_What is being asked_
State the number of lines in these records holding "Total". Say nothing more.

_Records supplied_
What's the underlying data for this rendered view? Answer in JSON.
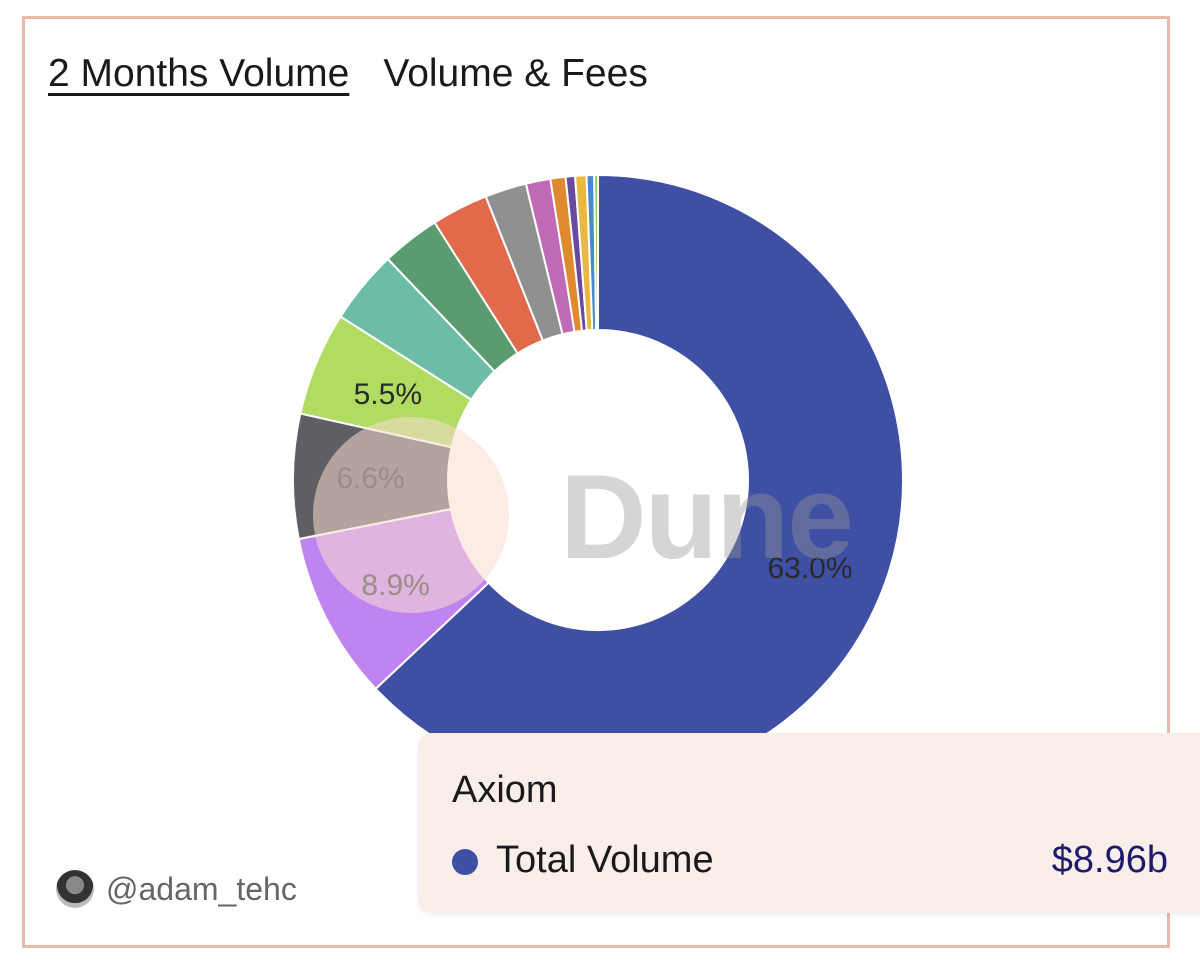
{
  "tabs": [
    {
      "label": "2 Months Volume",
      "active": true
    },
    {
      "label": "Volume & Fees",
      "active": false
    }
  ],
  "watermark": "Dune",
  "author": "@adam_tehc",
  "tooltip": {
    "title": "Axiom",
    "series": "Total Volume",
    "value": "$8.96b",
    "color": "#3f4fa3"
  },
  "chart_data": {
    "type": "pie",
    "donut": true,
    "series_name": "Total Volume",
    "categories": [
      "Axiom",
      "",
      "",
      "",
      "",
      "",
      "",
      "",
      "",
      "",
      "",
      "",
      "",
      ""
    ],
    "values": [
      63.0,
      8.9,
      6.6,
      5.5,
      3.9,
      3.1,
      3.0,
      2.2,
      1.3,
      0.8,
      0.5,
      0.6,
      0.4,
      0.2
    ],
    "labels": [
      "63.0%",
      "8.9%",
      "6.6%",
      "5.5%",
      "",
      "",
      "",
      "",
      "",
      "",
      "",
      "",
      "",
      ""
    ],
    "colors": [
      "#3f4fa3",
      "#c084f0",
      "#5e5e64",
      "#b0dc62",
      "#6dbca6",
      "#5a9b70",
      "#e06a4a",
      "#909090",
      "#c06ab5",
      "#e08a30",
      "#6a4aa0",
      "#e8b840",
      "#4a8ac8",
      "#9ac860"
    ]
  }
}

_Answer for this exercise_
2